It also appears that the Cubans are asserting their right to be consulted and to have a voice in any negotiations, as shown by their opposition to Khrushchev’s offer to allow United Nations’ inspection of Cuban military installations. In the first place the Cubans have a sovereign right to have any kind of arms they want. What right has Kennedy to insist that he can have missiles here in the United States, or anywhere else in the world, and yet say to the Cubans that they can’t have a missile that can strike the United States? Where’s the justice in that? Who made him God? The Cubans have a right to whatever weapons they can get to defend themselves. Moreover, since the United States has made it abundantly clear that it is still preparing for attacks on Cuba, what right has Kennedy to demand that the United Nations—which in the last analysis has always functioned as a front organization for American imperialism—what right has he to demand that the UN go down and inspect the Cuban defenses? Why, it would be no less unjust if he would demand that Castro take the top Pentagon brass on a tour of the Cuban defenses so they could better prepare an invasion. It is an outrage and the Cubans are right in standing their ground on this. At the same time Castro spoke correctly when he told the Cuban people in his speech a week ago last night that the inspection issue is not a question to be discussed with the imperialists. There remains an unbreakable alliance between the Cuban and Soviet states, he said, and these are things they will discuss and work out among themselves. We can expect more to be said on the subject in due course by the Cubans, if not by Moscow. And people who are seriously interested in the question of worker’s democracy, should pay close attention to what is said. The disagreement poses the question of democracy in relations between workers’ states, as a corollary to the issue of democracy within revolutionary parties. Worker’s democracy on both counts is vital to the forces fighting against imperialism and for world peace.

Objectives -
1. Do these statements agree with the passage on Cuba? Answer yes or no for each, quoting the words of the passage that decide it.
(a) The Cubans supported Khrushchev's offer to allow UN inspection of their military installations.
(b) Castro said there is an unbreakable alliance between the Cuban and Soviet states.
(c) Castro said the inspection issue should be discussed with the imperialists.
2. Answer these questions from the passage on Cuba:
(a) When did Castro give the speech to the Cuban people that the passage mentions?
(b) What does the passage say the United Nations has always functioned as?
(c) What is workers' democracy said to be vital to?
The data below comes from a separate source.

Raw data -
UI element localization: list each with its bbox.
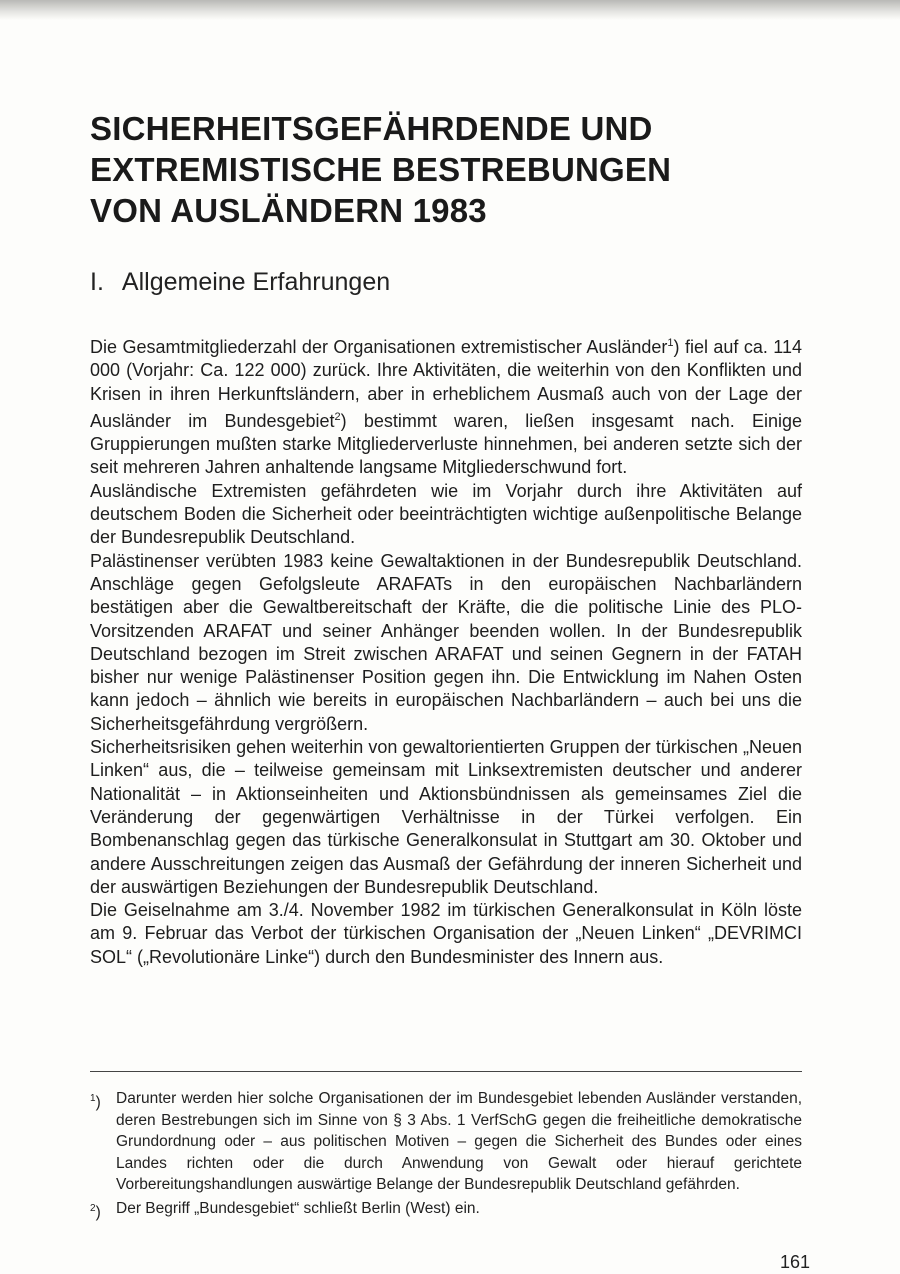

Answers -
1.
(a) No: "their opposition to Khrushchev’s offer to allow United Nations’ inspection of Cuban military installations"
(b) Yes: "There remains an unbreakable alliance between the Cuban and Soviet states"
(c) No: "the inspection issue is not a question to be discussed with the imperialists"

2.
(a) A week ago last night.
(b) A front organization for American imperialism.
(c) The forces fighting against imperialism and for world peace.